→ To be done
Return each entry exactly, with none missing.

→ Data listing
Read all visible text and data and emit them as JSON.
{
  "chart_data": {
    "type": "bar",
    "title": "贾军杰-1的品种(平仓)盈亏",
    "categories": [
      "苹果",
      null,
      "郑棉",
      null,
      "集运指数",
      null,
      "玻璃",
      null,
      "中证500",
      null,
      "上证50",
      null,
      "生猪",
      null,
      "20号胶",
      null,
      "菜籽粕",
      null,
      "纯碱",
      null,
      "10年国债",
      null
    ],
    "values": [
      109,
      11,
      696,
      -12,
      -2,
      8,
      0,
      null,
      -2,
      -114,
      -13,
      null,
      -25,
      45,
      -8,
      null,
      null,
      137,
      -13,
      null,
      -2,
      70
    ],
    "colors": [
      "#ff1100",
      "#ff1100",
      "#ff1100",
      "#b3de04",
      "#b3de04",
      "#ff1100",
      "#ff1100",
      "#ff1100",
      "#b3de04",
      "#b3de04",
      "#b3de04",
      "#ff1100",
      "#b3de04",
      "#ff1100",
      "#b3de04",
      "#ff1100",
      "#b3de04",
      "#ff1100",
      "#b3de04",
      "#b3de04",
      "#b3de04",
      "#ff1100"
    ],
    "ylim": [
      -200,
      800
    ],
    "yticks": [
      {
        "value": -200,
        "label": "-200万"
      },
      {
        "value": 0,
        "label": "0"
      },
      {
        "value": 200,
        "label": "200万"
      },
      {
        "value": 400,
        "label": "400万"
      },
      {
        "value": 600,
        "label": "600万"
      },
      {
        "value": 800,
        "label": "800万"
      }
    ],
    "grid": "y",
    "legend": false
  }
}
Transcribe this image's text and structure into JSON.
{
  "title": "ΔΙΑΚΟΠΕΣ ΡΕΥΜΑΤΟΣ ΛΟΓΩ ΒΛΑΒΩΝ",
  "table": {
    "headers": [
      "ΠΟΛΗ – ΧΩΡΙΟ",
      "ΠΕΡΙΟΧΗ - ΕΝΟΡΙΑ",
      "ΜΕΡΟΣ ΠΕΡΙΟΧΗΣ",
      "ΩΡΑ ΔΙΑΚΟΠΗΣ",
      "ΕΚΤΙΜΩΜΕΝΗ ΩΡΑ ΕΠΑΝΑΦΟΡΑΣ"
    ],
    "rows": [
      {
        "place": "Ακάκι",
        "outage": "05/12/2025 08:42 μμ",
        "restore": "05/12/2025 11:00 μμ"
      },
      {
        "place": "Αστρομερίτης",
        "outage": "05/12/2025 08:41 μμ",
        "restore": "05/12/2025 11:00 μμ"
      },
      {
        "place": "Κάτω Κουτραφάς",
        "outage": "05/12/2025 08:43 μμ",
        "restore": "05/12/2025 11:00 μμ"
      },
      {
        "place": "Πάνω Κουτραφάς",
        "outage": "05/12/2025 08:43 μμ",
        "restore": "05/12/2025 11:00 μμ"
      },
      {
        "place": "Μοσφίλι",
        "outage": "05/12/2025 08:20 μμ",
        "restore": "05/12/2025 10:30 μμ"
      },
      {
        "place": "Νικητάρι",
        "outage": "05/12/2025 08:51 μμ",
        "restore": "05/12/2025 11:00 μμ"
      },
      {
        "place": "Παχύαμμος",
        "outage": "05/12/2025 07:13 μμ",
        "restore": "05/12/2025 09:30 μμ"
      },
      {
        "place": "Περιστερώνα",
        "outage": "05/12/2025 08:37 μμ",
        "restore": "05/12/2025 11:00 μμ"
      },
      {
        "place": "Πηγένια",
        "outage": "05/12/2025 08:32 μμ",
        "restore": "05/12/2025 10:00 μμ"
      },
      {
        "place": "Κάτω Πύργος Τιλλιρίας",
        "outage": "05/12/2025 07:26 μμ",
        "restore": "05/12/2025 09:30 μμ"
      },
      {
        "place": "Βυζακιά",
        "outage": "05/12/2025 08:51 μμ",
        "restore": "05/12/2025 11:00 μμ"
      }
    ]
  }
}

→ Completed task
Read all visible text and data and emit them as JSON.
{
  "chart_data": {
    "type": "bar",
    "title": "贾军杰-1的品种(平仓)盈亏",
    "categories": [
      "苹果",
      null,
      "郑棉",
      null,
      "集运指数",
      null,
      "玻璃",
      null,
      "中证500",
      null,
      "上证50",
      null,
      "生猪",
      null,
      "20号胶",
      null,
      "菜籽粕",
      null,
      "纯碱",
      null,
      "10年国债",
      null
    ],
    "values": [
      109,
      11,
      696,
      -12,
      -2,
      8,
      0,
      null,
      -2,
      -114,
      -13,
      null,
      -25,
      45,
      -8,
      null,
      null,
      137,
      -13,
      null,
      -2,
      70
    ],
    "colors": [
      "#ff1100",
      "#ff1100",
      "#ff1100",
      "#b3de04",
      "#b3de04",
      "#ff1100",
      "#ff1100",
      "#ff1100",
      "#b3de04",
      "#b3de04",
      "#b3de04",
      "#ff1100",
      "#b3de04",
      "#ff1100",
      "#b3de04",
      "#ff1100",
      "#b3de04",
      "#ff1100",
      "#b3de04",
      "#b3de04",
      "#b3de04",
      "#ff1100"
    ],
    "ylim": [
      -200,
      800
    ],
    "yticks": [
      {
        "value": -200,
        "label": "-200万"
      },
      {
        "value": 0,
        "label": "0"
      },
      {
        "value": 200,
        "label": "200万"
      },
      {
        "value": 400,
        "label": "400万"
      },
      {
        "value": 600,
        "label": "600万"
      },
      {
        "value": 800,
        "label": "800万"
      }
    ],
    "grid": "y",
    "legend": false
  }
}
Transcribe this image's text and structure into JSON.
{
  "title": "ΔΙΑΚΟΠΕΣ ΡΕΥΜΑΤΟΣ ΛΟΓΩ ΒΛΑΒΩΝ",
  "table": {
    "headers": [
      "ΠΟΛΗ – ΧΩΡΙΟ",
      "ΠΕΡΙΟΧΗ - ΕΝΟΡΙΑ",
      "ΜΕΡΟΣ ΠΕΡΙΟΧΗΣ",
      "ΩΡΑ ΔΙΑΚΟΠΗΣ",
      "ΕΚΤΙΜΩΜΕΝΗ ΩΡΑ ΕΠΑΝΑΦΟΡΑΣ"
    ],
    "rows": [
      {
        "place": "Ακάκι",
        "outage": "05/12/2025 08:42 μμ",
        "restore": "05/12/2025 11:00 μμ"
      },
      {
        "place": "Αστρομερίτης",
        "outage": "05/12/2025 08:41 μμ",
        "restore": "05/12/2025 11:00 μμ"
      },
      {
        "place": "Κάτω Κουτραφάς",
        "outage": "05/12/2025 08:43 μμ",
        "restore": "05/12/2025 11:00 μμ"
      },
      {
        "place": "Πάνω Κουτραφάς",
        "outage": "05/12/2025 08:43 μμ",
        "restore": "05/12/2025 11:00 μμ"
      },
      {
        "place": "Μοσφίλι",
        "outage": "05/12/2025 08:20 μμ",
        "restore": "05/12/2025 10:30 μμ"
      },
      {
        "place": "Νικητάρι",
        "outage": "05/12/2025 08:51 μμ",
        "restore": "05/12/2025 11:00 μμ"
      },
      {
        "place": "Παχύαμμος",
        "outage": "05/12/2025 07:13 μμ",
        "restore": "05/12/2025 09:30 μμ"
      },
      {
        "place": "Περιστερώνα",
        "outage": "05/12/2025 08:37 μμ",
        "restore": "05/12/2025 11:00 μμ"
      },
      {
        "place": "Πηγένια",
        "outage": "05/12/2025 08:32 μμ",
        "restore": "05/12/2025 10:00 μμ"
      },
      {
        "place": "Κάτω Πύργος Τιλλιρίας",
        "outage": "05/12/2025 07:26 μμ",
        "restore": "05/12/2025 09:30 μμ"
      },
      {
        "place": "Βυζακιά",
        "outage": "05/12/2025 08:51 μμ",
        "restore": "05/12/2025 11:00 μμ"
      }
    ]
  }
}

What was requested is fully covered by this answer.